=== DIRECTIVE ===
State only how many lines contain the string "checked".

** Start of RECORD EXTRACTS **

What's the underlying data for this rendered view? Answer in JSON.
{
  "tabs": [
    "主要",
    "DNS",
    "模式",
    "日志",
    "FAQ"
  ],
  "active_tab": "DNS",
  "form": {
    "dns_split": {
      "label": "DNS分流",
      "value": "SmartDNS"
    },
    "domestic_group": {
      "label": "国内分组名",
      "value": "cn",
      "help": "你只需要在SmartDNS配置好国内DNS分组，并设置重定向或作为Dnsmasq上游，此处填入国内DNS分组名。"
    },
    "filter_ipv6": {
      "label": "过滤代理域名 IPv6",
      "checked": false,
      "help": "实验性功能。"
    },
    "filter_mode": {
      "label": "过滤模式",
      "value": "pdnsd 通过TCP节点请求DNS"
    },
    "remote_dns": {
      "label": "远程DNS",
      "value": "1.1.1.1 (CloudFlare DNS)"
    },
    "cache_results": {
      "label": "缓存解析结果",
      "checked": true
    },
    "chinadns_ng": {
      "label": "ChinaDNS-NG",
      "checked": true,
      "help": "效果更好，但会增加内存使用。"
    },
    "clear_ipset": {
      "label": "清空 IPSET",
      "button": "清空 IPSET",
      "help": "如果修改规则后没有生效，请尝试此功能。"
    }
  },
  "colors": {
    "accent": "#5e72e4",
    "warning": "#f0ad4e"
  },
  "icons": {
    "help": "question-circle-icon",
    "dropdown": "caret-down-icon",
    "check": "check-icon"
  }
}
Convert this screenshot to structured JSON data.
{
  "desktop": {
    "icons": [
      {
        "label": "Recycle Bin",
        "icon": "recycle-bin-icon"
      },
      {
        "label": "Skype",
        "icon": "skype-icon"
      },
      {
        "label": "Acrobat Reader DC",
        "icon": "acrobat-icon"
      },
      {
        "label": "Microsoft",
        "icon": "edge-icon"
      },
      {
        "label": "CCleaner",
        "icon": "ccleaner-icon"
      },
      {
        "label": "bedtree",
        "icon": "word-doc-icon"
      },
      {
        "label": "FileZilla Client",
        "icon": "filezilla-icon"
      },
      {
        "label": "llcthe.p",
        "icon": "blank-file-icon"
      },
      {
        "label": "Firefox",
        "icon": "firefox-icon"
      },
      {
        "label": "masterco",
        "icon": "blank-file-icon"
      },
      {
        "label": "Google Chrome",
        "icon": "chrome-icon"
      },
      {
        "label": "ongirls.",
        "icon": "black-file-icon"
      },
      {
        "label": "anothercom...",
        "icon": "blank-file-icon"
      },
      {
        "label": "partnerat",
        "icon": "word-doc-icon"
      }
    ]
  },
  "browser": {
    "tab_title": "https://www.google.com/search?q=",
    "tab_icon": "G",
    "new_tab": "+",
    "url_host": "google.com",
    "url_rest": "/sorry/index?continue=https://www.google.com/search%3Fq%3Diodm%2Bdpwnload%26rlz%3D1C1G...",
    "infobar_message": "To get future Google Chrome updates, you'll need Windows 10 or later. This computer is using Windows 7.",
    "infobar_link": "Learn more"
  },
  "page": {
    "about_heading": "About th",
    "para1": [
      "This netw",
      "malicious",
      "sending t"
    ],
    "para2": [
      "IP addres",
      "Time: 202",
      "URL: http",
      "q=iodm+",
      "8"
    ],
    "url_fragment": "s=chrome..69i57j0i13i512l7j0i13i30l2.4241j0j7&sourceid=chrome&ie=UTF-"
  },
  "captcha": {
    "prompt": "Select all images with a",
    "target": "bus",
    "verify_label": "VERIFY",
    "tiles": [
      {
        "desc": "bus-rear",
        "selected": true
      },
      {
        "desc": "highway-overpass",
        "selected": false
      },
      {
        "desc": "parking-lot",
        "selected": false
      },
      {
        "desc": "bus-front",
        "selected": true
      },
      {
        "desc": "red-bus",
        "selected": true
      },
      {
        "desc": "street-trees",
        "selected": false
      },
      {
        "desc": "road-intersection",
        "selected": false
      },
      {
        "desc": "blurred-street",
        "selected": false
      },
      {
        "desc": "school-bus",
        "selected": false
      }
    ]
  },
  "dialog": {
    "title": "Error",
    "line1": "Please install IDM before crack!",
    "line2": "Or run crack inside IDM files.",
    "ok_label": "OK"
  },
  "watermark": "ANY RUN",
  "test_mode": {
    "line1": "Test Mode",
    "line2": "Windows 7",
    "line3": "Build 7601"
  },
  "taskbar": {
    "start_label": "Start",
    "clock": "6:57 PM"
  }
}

** End of RECORD EXTRACTS **

=== RIGHT ANSWER ===
3